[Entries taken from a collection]
⟨

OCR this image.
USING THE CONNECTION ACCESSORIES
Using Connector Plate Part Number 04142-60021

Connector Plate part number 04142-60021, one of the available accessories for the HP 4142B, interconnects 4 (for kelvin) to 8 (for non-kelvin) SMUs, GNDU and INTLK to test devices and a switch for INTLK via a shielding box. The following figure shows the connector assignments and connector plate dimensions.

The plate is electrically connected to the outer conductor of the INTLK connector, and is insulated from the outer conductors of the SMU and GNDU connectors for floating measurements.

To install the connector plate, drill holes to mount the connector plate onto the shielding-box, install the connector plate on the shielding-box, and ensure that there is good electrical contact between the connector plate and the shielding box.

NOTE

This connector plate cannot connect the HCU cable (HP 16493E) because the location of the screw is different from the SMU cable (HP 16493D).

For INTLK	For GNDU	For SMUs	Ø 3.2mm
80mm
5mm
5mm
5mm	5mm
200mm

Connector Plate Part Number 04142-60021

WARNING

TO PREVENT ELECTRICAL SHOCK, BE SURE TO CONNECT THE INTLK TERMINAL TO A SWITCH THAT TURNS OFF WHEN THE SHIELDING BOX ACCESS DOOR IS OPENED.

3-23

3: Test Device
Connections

⟩
⟨

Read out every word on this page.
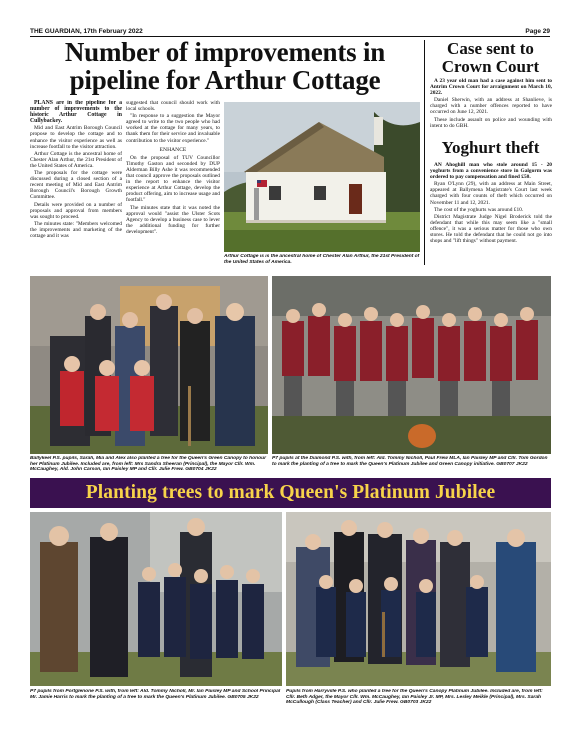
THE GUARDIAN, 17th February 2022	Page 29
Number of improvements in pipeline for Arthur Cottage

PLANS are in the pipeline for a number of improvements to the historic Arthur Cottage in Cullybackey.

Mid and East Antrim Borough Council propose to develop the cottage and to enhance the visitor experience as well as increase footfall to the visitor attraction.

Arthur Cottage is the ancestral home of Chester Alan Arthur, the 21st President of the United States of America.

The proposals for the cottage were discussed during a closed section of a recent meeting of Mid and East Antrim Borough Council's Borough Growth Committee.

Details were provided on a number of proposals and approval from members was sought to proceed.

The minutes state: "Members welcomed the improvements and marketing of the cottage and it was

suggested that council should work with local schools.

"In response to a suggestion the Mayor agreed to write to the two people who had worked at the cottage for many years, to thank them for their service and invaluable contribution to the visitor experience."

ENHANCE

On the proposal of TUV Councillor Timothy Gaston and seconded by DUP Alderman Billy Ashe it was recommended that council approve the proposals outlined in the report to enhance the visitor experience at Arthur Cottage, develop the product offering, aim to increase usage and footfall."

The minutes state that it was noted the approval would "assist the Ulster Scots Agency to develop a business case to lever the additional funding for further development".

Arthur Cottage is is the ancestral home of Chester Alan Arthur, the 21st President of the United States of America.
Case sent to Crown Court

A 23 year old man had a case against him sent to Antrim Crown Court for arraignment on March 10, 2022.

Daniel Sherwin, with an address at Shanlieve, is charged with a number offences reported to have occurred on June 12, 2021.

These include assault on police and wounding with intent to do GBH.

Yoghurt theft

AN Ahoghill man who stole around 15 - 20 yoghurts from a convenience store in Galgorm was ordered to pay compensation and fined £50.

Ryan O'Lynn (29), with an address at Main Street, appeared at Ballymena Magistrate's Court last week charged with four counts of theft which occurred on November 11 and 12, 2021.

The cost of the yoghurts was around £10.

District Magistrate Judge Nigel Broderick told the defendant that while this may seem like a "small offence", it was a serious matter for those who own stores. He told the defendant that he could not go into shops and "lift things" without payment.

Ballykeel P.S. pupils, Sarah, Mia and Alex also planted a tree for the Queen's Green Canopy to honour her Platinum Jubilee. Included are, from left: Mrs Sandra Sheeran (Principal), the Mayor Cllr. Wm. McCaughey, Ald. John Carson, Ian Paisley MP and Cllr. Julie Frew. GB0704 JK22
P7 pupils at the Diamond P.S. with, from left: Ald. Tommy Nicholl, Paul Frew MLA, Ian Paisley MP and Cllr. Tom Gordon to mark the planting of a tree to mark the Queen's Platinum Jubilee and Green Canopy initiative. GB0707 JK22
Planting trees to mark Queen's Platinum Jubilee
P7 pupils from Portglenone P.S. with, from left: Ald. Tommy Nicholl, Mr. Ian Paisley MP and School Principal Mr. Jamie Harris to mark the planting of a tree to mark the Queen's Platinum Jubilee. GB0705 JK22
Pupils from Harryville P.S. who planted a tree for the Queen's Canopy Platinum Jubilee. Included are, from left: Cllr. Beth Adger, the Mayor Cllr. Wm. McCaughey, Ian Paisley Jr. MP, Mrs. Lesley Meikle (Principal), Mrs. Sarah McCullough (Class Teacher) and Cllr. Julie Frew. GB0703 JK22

⟩
⟨

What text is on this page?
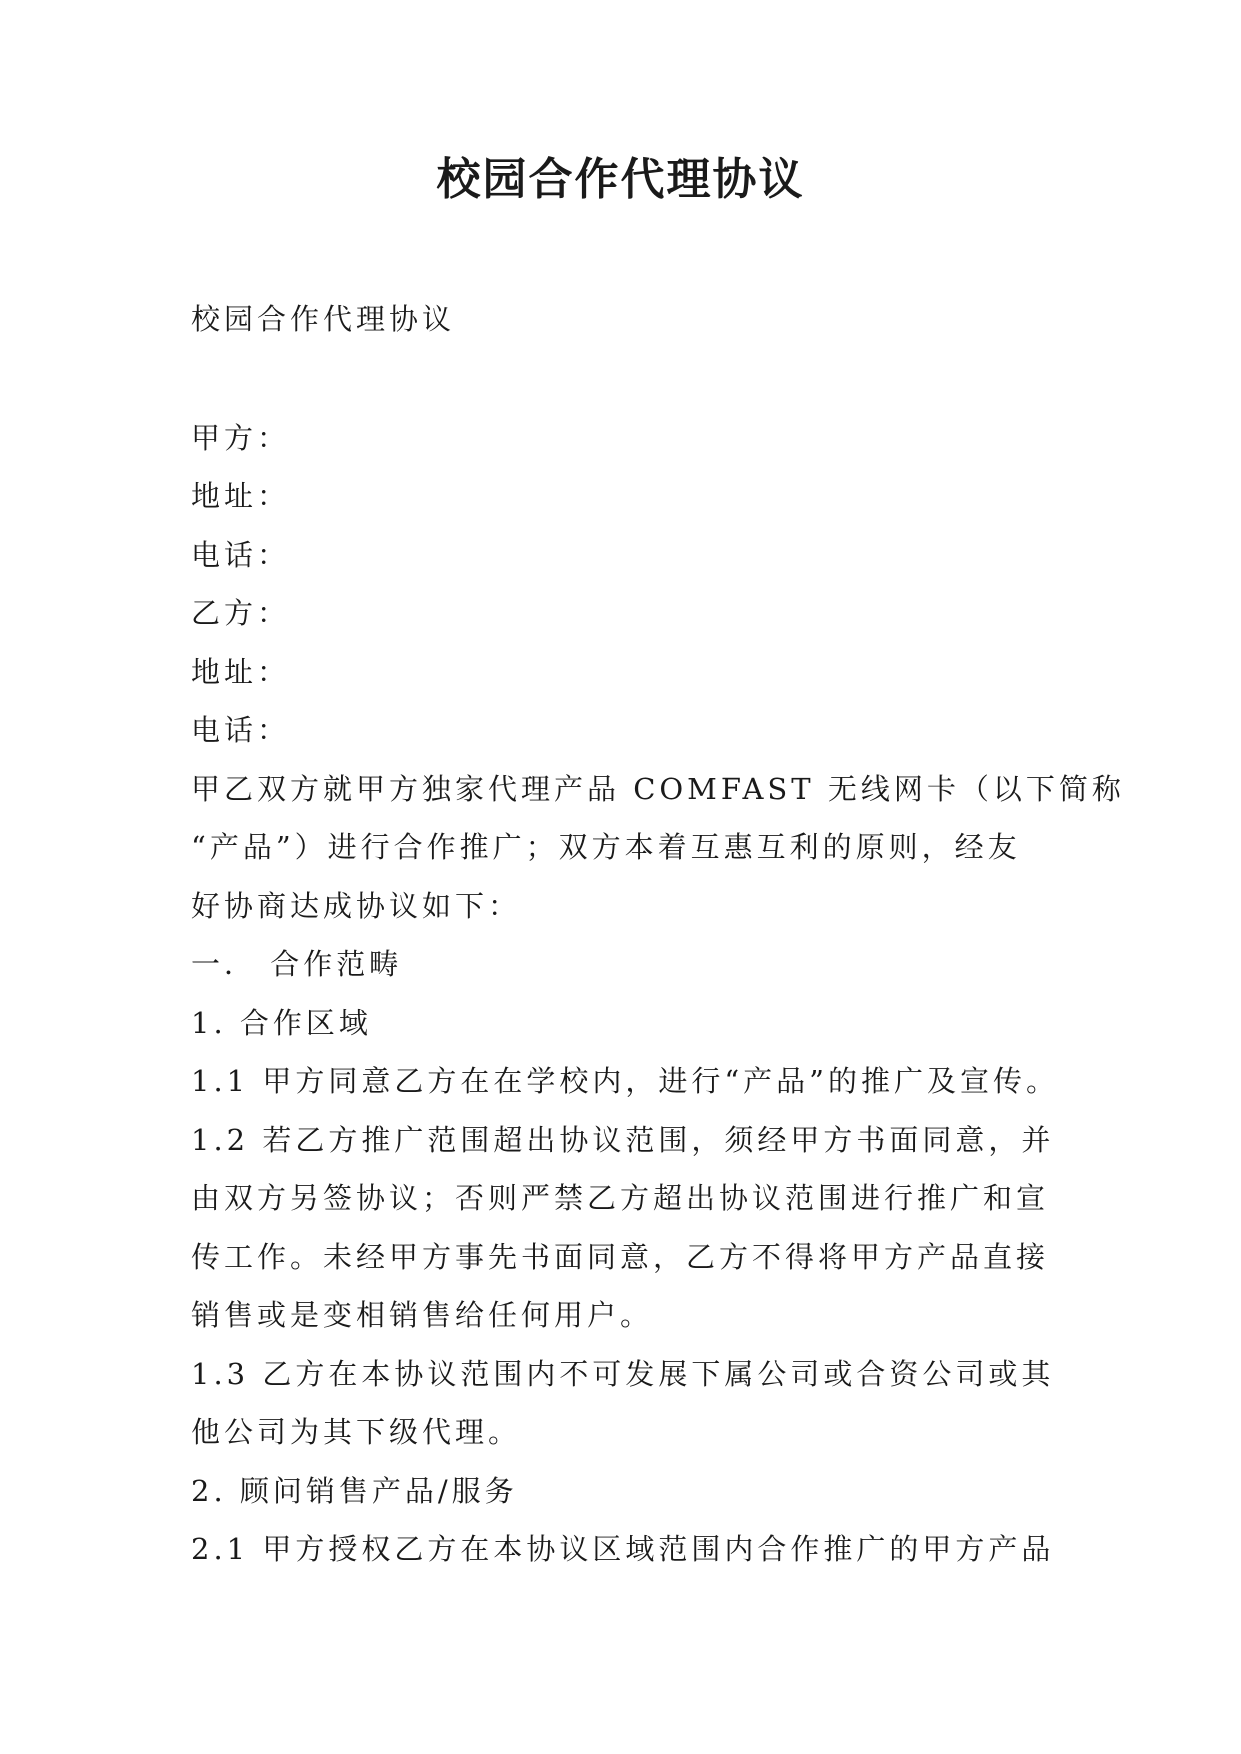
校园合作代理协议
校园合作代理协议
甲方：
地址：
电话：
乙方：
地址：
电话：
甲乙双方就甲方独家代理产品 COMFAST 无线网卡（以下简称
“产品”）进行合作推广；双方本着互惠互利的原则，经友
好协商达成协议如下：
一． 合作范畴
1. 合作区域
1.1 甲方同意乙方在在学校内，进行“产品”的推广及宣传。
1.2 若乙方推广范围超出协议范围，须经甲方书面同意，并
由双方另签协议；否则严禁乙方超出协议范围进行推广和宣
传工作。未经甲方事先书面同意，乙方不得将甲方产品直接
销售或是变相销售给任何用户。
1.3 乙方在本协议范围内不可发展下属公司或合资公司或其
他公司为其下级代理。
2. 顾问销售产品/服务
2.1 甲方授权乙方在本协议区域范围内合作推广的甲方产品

⟩

= Written task =
Gather every line from the listing above in which the word "Green" appears.

= The answer =
Ballykeel P.S. pupils, Sarah, Mia and Alex also planted a tree for the Queen's Green Canopy to honour her Platinum Jubilee. Included are, from left: Mrs Sandra Sheeran (Principal), the Mayor Cllr. Wm. McCaughey, Ald. John Carson, Ian Paisley MP and Cllr. Julie Frew. GB0704 JK22
P7 pupils at the Diamond P.S. with, from left: Ald. Tommy Nicholl, Paul Frew MLA, Ian Paisley MP and Cllr. Tom Gordon to mark the planting of a tree to mark the Queen's Platinum Jubilee and Green Canopy initiative. GB0707 JK22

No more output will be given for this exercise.